*PROBLEMS TO WORK ON*.
(1) In the discussion of the Edo and the Federation, swap "Wesley" for "Picard" and write out everything from "Obviously, the Edo" down to "of the series.".
(2) Copy from the rows everything from the line containing "x-tick-label: III [679, 674, 698, 695]" down to the line containing "bar [878, 336, 949, 667]", both lines included, reproducing each line without changes.

*SELECTED PASSAGE*.
-*-*-
Their planet, their rules.

Which is why Picard got the hell out of Dodge. It's ridiculous and unjust to allow a Federation citizen to be executed because of a law of which he was never apprised on a newly-contacted world, but the Federation has no right to make the Edo change their laws. So you pick up your people and leave the Edo alone from then on out (or at least unless a later diplomatic agreement can be reached that is acceptable to the Edo will protect Federates from those aspects of Edo law).
 
...(or at least unless a later diplomatic agreement can be reached that is acceptable to the Edo will protect Federates from those aspects of Edo law).

Or until your people are actually bright enough to follow local laws.
 
...(or at least unless a later diplomatic agreement can be reached that is acceptable to the Edo will protect Federates from those aspects of Edo law).

Or until your people are actually bright enough to follow local laws.

I think it is safe to say that, save unforeseen circumstances compelling it, no Federation Starfleet contingent or diplomatic mission is going to willingly enter the territory again of a culture whose sole punishment for all crimes is death and who classifies victimless accidents (such as falling into flowers) as a crime.
 
"Hi, we're the Federation. We're going to come in and break your laws while telling you how much we respect your sovereignty and then bugger off before you can do anything about it. Because we're just so advanced and you're so primitive your laws don't apply to us."

Obviously, the Edo are not the Zog since they did attempt to apply their laws to Wesley. Just saying "I'm new in town" doesn't get you a Get of of Jail Free card.

The ship has this really cool technology that lets you talk to people from a distance. And artificially intelligent computers that could read through and summarize the laws of any culture in a matter of hours. Things like "Stepping on flowers brings death" would be flagged.

The Feds talk a good game about non-interferance but when it comes right down to it, they are, as David Gerrold says, A Cosmic Mary Worth. Of course, if they were competent we wouldn't have about half of the episodes of any of the series.
 
"Hi, we're the Federation. We're going to come in and break your laws while telling you how much we respect your sovereignty and then bugger off before you can do anything about it. Because we're just so advanced and you're so primitive your laws don't apply to us."

You know what? I'm sorry, but this is a bullshit line of thought. The fact that the Federation was unwilling to allow one of their citizens to be executed for falling on some flowers does not make them a trampling example of cultural imperialism and sovereignty violations.
-*-*-
*DATA*.
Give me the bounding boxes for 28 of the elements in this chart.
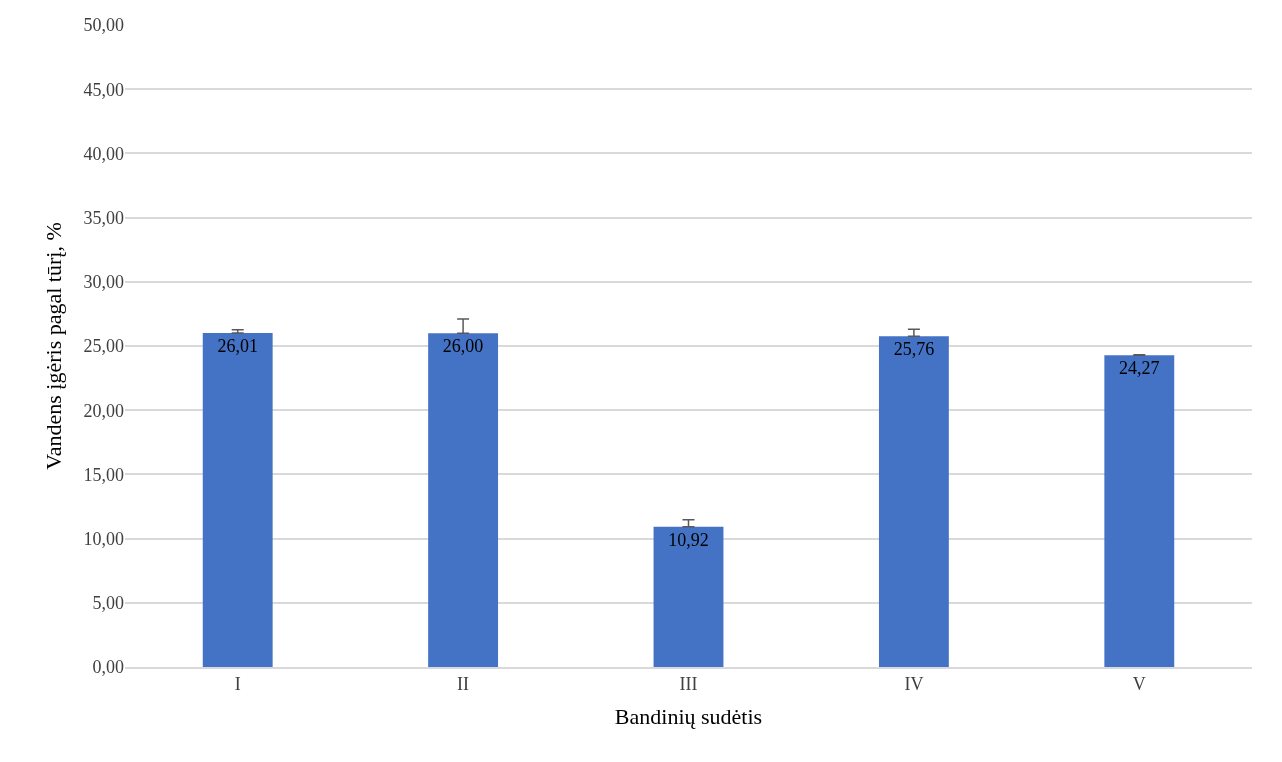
x-tick-label: III [679, 674, 698, 695]
x-tick-label: V [1132, 674, 1146, 695]
y-tick-label: 20,00 [83, 400, 124, 421]
bar [428, 333, 499, 667]
y-tick-label: 25,00 [83, 336, 124, 357]
data-label: 25,76 [893, 339, 935, 360]
bar [653, 526, 724, 667]
y-tick-label: 40,00 [83, 143, 124, 164]
x-tick-label: II [457, 674, 470, 695]
y-tick-label: 35,00 [83, 207, 124, 228]
y-tick-label: 0,00 [92, 657, 124, 678]
y-tick-label: 45,00 [83, 79, 124, 100]
bar [1104, 355, 1175, 667]
y-axis-title: Vandens įgėris pagal tūrį, % [41, 222, 67, 470]
x-tick-label: I [234, 674, 241, 695]
y-tick-label: 5,00 [92, 593, 124, 614]
x-axis-title: Bandinių sudėtis [614, 703, 763, 729]
bar [202, 333, 273, 667]
data-label: 26,00 [442, 336, 484, 357]
y-tick-label: 30,00 [83, 272, 124, 293]
y-tick-label: 15,00 [83, 464, 124, 485]
data-label: 24,27 [1119, 358, 1160, 379]
y-tick-label: 50,00 [83, 15, 124, 36]
y-tick-label: 10,00 [83, 528, 124, 549]
x-tick-label: IV [904, 674, 924, 695]
bar [878, 336, 949, 667]
data-label: 10,92 [668, 529, 709, 550]
data-label: 26,01 [217, 336, 258, 357]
-*-*-
*THE ANSWERS*.
(1)
Obviously, the Edo are not the Zog since they did attempt to apply their laws to Picard. Just saying "I'm new in town" doesn't get you a Get of of Jail Free card.

The ship has this really cool technology that lets you talk to people from a distance. And artificially intelligent computers that could read through and summarize the laws of any culture in a matter of hours. Things like "Stepping on flowers brings death" would be flagged.

The Feds talk a good game about non-interferance but when it comes right down to it, they are, as David Gerrold says, A Cosmic Mary Worth. Of course, if they were competent we wouldn't have about half of the episodes of any of the series.

(2)
x-tick-label: III [679, 674, 698, 695]
x-tick-label: V [1132, 674, 1146, 695]
y-tick-label: 20,00 [83, 400, 124, 421]
bar [428, 333, 499, 667]
y-tick-label: 25,00 [83, 336, 124, 357]
data-label: 25,76 [893, 339, 935, 360]
bar [653, 526, 724, 667]
y-tick-label: 40,00 [83, 143, 124, 164]
x-tick-label: II [457, 674, 470, 695]
y-tick-label: 35,00 [83, 207, 124, 228]
y-tick-label: 0,00 [92, 657, 124, 678]
y-tick-label: 45,00 [83, 79, 124, 100]
bar [1104, 355, 1175, 667]
y-axis-title: Vandens įgėris pagal tūrį, % [41, 222, 67, 470]
x-tick-label: I [234, 674, 241, 695]
y-tick-label: 5,00 [92, 593, 124, 614]
x-axis-title: Bandinių sudėtis [614, 703, 763, 729]
bar [202, 333, 273, 667]
data-label: 26,00 [442, 336, 484, 357]
y-tick-label: 30,00 [83, 272, 124, 293]
y-tick-label: 15,00 [83, 464, 124, 485]
data-label: 24,27 [1119, 358, 1160, 379]
y-tick-label: 50,00 [83, 15, 124, 36]
y-tick-label: 10,00 [83, 528, 124, 549]
x-tick-label: IV [904, 674, 924, 695]
bar [878, 336, 949, 667]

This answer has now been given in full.